--- Begin LISTED RECORDS ---

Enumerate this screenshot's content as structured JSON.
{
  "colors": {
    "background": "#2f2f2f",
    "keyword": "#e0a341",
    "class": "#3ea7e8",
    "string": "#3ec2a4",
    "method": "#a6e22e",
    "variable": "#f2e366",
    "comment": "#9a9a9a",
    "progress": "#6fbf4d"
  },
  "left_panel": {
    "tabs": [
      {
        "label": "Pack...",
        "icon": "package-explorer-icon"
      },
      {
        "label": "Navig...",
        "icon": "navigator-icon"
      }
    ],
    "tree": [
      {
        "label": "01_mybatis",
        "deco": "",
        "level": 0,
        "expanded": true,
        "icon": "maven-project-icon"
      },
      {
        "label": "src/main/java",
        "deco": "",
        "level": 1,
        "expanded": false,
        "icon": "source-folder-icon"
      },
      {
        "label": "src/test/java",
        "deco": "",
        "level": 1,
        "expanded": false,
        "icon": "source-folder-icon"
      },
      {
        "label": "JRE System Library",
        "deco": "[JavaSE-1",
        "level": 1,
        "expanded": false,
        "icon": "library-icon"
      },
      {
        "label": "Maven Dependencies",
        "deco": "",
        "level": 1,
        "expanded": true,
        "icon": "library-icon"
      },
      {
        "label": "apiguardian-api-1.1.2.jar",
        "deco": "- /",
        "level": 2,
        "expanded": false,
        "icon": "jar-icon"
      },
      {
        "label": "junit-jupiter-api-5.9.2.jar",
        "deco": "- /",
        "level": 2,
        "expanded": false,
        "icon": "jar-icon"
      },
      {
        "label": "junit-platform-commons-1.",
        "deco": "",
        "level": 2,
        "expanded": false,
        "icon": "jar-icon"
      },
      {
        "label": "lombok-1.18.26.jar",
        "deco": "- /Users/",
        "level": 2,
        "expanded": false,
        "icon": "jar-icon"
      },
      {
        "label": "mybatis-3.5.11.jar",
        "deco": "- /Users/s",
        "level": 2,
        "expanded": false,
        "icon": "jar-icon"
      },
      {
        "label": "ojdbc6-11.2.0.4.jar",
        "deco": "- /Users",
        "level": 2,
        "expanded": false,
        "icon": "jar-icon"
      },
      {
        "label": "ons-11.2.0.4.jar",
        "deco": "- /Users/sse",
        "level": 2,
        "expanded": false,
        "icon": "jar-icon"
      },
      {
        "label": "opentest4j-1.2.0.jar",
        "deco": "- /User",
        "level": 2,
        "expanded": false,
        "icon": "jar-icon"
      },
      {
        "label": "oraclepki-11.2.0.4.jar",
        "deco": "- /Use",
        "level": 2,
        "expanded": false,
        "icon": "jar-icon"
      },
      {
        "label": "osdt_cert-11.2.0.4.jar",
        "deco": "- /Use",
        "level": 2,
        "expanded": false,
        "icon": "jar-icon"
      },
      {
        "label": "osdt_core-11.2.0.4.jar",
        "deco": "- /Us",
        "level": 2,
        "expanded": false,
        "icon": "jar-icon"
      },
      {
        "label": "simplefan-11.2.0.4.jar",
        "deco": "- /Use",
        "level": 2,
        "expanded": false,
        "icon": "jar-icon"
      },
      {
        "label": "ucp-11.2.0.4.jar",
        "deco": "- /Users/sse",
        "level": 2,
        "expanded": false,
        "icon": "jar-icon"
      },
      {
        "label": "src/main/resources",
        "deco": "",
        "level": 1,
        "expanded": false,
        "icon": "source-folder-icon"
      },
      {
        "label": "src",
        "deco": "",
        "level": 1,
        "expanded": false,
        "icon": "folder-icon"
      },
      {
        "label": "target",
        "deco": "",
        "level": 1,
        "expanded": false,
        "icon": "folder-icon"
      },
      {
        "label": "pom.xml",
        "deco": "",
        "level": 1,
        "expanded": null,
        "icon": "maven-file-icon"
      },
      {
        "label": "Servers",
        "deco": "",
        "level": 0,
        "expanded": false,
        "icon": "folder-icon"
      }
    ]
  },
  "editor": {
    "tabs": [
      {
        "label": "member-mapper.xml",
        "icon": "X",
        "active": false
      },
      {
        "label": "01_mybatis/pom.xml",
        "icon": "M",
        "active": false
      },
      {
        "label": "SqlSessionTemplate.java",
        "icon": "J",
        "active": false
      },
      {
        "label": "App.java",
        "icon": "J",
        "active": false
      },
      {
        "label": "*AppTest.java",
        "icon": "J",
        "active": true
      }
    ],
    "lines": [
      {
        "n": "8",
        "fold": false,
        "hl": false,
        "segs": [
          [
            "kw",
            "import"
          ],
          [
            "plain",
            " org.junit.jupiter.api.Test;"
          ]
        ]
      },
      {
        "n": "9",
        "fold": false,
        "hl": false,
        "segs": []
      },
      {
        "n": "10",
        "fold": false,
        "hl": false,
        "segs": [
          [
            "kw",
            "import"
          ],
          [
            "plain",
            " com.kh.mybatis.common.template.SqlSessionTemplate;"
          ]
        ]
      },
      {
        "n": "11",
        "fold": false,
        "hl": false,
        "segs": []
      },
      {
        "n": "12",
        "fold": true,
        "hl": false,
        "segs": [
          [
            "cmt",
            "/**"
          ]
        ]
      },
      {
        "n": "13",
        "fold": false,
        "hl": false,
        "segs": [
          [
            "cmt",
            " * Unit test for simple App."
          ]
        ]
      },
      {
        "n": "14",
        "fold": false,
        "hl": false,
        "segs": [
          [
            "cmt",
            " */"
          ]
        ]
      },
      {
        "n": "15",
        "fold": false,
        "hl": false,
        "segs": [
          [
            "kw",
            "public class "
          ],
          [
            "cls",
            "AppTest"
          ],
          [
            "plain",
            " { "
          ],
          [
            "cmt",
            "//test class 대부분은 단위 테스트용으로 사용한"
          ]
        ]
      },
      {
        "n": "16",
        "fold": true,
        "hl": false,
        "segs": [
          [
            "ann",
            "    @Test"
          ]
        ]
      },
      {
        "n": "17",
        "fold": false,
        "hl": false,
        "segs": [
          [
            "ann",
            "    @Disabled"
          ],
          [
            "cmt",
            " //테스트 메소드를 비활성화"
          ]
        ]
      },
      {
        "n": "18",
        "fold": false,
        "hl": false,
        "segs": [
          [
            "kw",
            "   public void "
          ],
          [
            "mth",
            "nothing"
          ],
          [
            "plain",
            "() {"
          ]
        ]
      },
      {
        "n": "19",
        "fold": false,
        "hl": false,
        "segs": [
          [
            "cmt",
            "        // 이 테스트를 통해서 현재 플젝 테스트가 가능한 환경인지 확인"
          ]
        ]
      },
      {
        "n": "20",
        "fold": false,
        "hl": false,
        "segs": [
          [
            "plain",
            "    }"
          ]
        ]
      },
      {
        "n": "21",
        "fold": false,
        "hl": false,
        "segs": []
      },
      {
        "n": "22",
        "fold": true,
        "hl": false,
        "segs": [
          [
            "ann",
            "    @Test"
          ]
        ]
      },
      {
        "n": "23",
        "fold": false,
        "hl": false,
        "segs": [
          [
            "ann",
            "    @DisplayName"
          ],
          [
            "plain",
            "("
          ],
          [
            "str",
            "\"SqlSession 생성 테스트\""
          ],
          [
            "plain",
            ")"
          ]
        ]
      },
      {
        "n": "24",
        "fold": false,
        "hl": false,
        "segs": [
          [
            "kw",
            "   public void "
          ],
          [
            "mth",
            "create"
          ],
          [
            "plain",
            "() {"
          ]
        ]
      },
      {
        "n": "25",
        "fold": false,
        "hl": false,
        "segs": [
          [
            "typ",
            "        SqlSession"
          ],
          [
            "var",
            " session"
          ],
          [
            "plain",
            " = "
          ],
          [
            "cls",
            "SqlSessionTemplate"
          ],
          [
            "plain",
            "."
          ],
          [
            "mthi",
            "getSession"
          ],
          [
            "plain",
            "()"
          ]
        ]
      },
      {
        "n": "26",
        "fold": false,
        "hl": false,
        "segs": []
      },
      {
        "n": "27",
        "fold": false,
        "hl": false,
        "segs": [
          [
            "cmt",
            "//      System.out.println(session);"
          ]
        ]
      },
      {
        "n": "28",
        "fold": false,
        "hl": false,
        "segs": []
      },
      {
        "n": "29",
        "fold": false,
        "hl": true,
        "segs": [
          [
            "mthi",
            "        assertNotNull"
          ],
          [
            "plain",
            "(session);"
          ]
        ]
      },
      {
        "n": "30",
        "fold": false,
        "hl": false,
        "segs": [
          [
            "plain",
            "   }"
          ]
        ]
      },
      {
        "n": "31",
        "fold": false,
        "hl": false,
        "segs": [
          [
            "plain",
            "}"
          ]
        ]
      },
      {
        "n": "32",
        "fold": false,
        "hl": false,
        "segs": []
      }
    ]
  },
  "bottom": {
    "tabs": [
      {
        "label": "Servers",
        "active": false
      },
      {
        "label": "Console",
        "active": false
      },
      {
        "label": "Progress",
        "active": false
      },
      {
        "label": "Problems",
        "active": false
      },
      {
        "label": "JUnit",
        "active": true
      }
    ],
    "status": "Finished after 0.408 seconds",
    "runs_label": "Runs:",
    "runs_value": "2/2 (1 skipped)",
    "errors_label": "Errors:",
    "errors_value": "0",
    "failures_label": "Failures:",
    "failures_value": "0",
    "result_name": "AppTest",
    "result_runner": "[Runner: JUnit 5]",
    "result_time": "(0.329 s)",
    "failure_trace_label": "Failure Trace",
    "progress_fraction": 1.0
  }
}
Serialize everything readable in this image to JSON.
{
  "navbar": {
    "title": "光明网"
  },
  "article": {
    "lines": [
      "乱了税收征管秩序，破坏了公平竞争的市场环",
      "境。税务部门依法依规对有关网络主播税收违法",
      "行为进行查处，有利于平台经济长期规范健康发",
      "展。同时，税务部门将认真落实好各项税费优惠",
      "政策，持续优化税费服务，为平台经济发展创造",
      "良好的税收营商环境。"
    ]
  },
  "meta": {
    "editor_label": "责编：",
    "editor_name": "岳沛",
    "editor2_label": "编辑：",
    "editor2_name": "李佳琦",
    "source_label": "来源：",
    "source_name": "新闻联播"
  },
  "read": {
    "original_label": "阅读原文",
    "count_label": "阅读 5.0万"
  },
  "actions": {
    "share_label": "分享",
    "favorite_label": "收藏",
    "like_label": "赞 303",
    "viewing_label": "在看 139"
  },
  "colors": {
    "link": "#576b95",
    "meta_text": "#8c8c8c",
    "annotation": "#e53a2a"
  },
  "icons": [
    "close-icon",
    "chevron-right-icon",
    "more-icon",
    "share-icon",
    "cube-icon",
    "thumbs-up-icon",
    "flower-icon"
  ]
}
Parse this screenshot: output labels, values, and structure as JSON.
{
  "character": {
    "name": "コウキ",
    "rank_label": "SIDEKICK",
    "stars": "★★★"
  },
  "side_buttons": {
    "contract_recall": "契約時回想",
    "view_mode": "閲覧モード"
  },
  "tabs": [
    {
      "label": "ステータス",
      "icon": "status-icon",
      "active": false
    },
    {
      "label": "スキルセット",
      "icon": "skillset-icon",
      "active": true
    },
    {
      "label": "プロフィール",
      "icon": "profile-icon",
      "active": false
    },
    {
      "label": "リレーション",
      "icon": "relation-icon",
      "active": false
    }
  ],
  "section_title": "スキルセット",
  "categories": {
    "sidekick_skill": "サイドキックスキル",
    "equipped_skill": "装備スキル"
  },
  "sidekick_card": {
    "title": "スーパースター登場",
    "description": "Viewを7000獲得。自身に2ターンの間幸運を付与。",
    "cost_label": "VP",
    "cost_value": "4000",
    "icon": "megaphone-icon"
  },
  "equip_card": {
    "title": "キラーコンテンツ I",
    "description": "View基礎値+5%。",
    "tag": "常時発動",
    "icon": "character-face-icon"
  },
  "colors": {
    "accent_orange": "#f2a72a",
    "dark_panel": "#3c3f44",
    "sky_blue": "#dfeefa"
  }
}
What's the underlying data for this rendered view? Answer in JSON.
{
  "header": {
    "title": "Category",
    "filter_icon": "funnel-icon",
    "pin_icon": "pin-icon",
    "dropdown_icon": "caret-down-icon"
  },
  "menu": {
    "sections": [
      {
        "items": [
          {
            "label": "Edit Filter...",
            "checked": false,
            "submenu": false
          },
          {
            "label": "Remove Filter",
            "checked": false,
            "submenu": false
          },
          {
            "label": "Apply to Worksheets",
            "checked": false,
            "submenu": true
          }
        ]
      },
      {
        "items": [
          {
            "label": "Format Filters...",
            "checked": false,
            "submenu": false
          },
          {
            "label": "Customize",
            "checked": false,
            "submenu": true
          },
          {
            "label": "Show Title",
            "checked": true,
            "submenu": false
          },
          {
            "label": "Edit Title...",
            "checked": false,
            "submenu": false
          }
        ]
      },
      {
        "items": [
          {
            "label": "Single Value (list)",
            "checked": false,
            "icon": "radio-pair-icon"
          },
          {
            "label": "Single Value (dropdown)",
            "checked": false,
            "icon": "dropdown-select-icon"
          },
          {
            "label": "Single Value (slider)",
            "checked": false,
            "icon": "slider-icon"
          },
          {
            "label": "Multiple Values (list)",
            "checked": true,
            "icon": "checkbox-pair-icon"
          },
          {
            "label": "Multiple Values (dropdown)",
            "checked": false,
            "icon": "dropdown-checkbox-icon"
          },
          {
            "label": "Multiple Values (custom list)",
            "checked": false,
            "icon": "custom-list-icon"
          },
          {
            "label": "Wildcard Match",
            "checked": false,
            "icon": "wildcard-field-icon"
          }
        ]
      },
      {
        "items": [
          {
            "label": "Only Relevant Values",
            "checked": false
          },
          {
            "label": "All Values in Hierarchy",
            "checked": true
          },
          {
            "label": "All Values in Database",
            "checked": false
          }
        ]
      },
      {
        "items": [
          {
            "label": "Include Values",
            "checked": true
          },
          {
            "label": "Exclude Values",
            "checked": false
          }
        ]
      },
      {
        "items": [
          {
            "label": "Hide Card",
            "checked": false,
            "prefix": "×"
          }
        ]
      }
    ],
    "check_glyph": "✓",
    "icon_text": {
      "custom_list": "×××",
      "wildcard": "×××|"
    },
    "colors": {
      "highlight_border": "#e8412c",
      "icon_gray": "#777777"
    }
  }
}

--- End LISTED RECORDS ---

» INSTRUCTIONS TO FOLLOW
Where a line of the material above holds the string "screenshot", copy that line.

» PROBLEM SOLUTION
Enumerate this screenshot's content as structured JSON.
Parse this screenshot: output labels, values, and structure as JSON.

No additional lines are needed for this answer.